An NVMe SSD will have one or more namespaces, think of them as partitions, SCSI LUNs, datasets, etc. Most consumer SSDs only support a single one, but enterprise SSDs often support multiple namespaces.
 

benk87

Cadet
Joined
Jan 11, 2023
Messages
6
Thanks for the context!

For historical purposes:

I went further down the line of reasoning on the usb support issue and found the following article.

As you can see it names both the motherboard and cpu combination that should be hit by this problem. There are also the official work arounds listed in that article.

In a following article it names AGESA 1.2.0.2 as the update to be on the lookout for to solve this root cause USB issue.

Unfortunately, per the BIOS update page for the 550, I'm already at AGESA 1.2.0.3.

My next steps are to update the BIOS to latest as version 2803 seems to again iterate the AGESA version to 1.2.0.7.

Following that, if I still experience the USB issues, I'll be attempting the workarounds outlined in the first article.

I will update when I'm able to do the BIOS update/work around work.

Thanks again for your time!
 

benk87

Cadet
Joined
Jan 11, 2023
Messages
6
Update:

I have reached 72 hours~ since my last boot without running into the above issue since updating the BIOS.

Records:
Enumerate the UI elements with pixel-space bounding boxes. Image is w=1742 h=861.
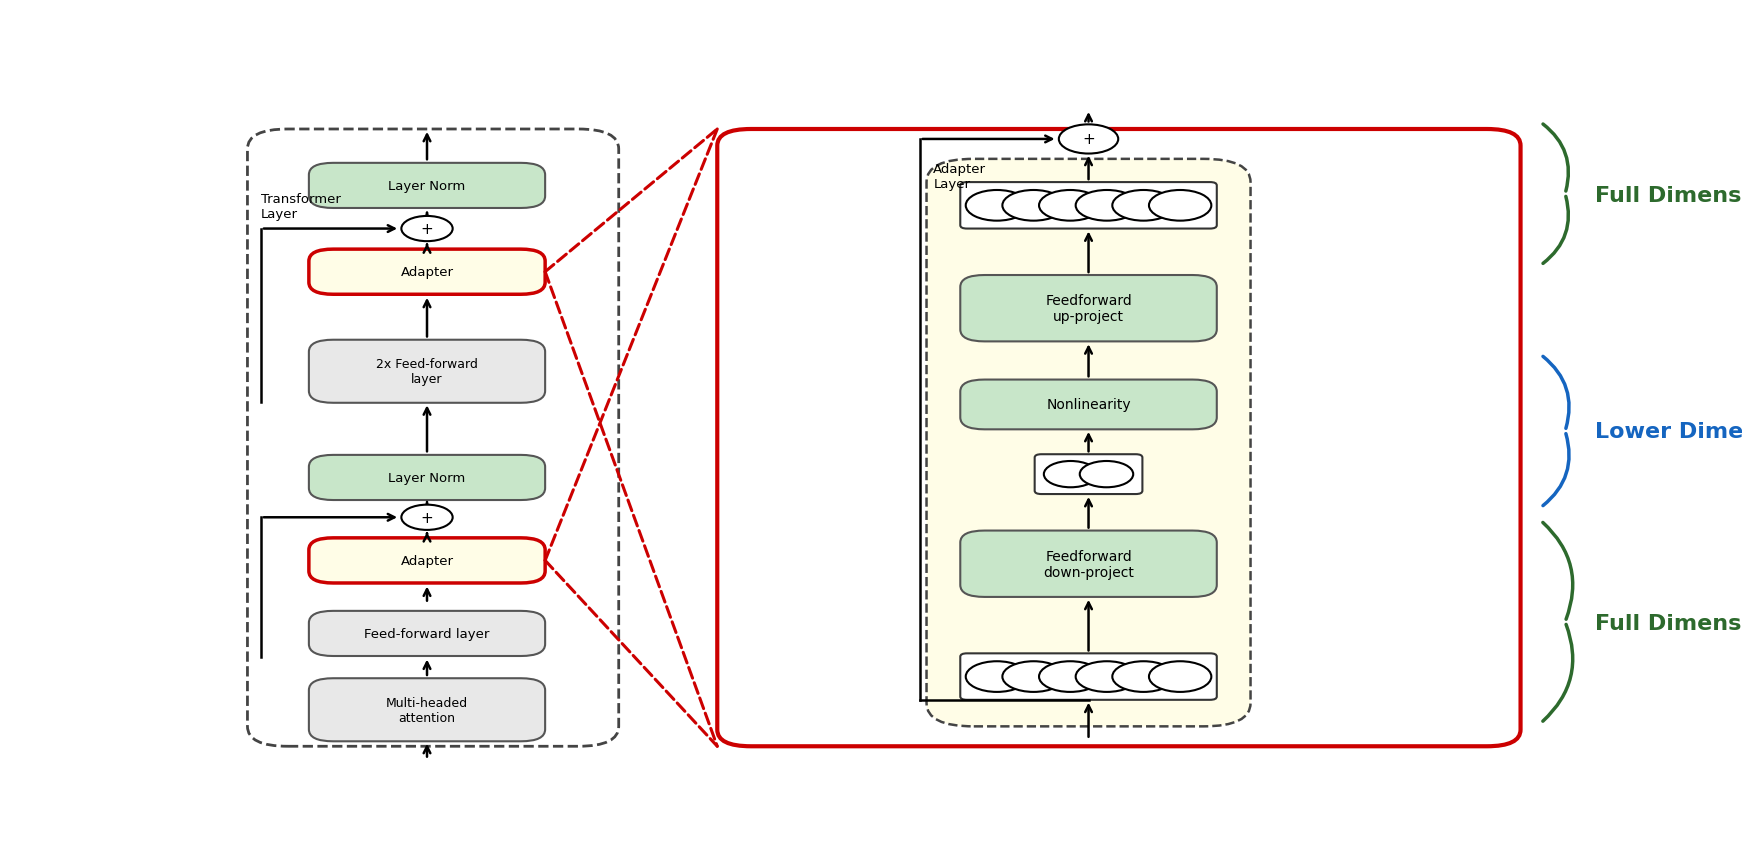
Circle shape	[1002, 191, 1064, 221]
Circle shape	[1150, 661, 1211, 692]
Text: Feed-forward layer: Feed-forward layer	[364, 627, 490, 641]
FancyBboxPatch shape	[308, 164, 545, 208]
Text: Feedforward
down-project: Feedforward down-project	[1043, 549, 1134, 579]
Circle shape	[1075, 661, 1138, 692]
Circle shape	[401, 217, 453, 242]
Text: Layer Norm: Layer Norm	[388, 180, 465, 193]
Text: +: +	[420, 511, 434, 525]
FancyBboxPatch shape	[960, 653, 1216, 700]
Circle shape	[401, 505, 453, 530]
Text: Transformer
Layer: Transformer Layer	[261, 193, 341, 220]
Circle shape	[1080, 461, 1134, 487]
FancyBboxPatch shape	[308, 538, 545, 583]
Text: Adapter: Adapter	[401, 266, 453, 279]
FancyBboxPatch shape	[308, 678, 545, 741]
Text: Full Dimension: Full Dimension	[1596, 614, 1742, 634]
Text: Adapter
Layer: Adapter Layer	[934, 163, 986, 191]
FancyBboxPatch shape	[960, 183, 1216, 229]
Text: Layer Norm: Layer Norm	[388, 472, 465, 485]
Text: Lower Dimension: Lower Dimension	[1596, 422, 1742, 442]
FancyBboxPatch shape	[927, 159, 1251, 727]
Text: 2x Feed-forward
layer: 2x Feed-forward layer	[376, 358, 477, 386]
Text: Nonlinearity: Nonlinearity	[1047, 398, 1131, 412]
Text: +: +	[420, 222, 434, 237]
FancyBboxPatch shape	[960, 380, 1216, 430]
Text: Full Dimension: Full Dimension	[1596, 186, 1742, 206]
Circle shape	[965, 661, 1028, 692]
Circle shape	[1002, 661, 1064, 692]
FancyBboxPatch shape	[308, 455, 545, 500]
FancyBboxPatch shape	[308, 250, 545, 295]
Text: +: +	[1082, 133, 1096, 147]
FancyBboxPatch shape	[308, 611, 545, 656]
FancyBboxPatch shape	[1035, 455, 1143, 494]
Text: Multi-headed
attention: Multi-headed attention	[387, 696, 469, 724]
Circle shape	[965, 191, 1028, 221]
Circle shape	[1113, 661, 1174, 692]
Text: Adapter: Adapter	[401, 554, 453, 567]
FancyBboxPatch shape	[308, 340, 545, 403]
Circle shape	[1059, 125, 1118, 154]
FancyBboxPatch shape	[960, 531, 1216, 598]
Circle shape	[1150, 191, 1211, 221]
FancyBboxPatch shape	[960, 276, 1216, 342]
Circle shape	[1038, 191, 1101, 221]
Circle shape	[1075, 191, 1138, 221]
Circle shape	[1043, 461, 1097, 487]
Circle shape	[1038, 661, 1101, 692]
Text: Feedforward
up-project: Feedforward up-project	[1045, 294, 1132, 324]
Circle shape	[1113, 191, 1174, 221]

Required work:
**A.** In the forum thread about the USB issue, which AGESA version does BIOS version 2803 bring?
**B.** Write a continuation of the forum thread on the USB and BIOS issue, starting after its last sentence.
The entries are separate material and are not connected to the forum thread.

Answer list:
**A.** AGESA 1.2.0.7.

**B.**
Some other things of note:

  1. There's bad documentation on this motherboard with regard to how the BIOS update usb slot and button works. While the docs say it will flash 3 times to let you know it's started the update, it in fact will continually flash until it completes, and then finally will boot the computer for you. It might be obvious to some readers, but to those who need to hear this do not pull the flash drive while the bios update button continues to flash, you will interrupt and temporarily brick your motherboard which will subsequently begin to return a status LED that says there's something wrong with DRAM on boot, this is not true, you have a borked BIOS. (this is reversable, but is an easy way to give yourself another headache, ask me how I know.)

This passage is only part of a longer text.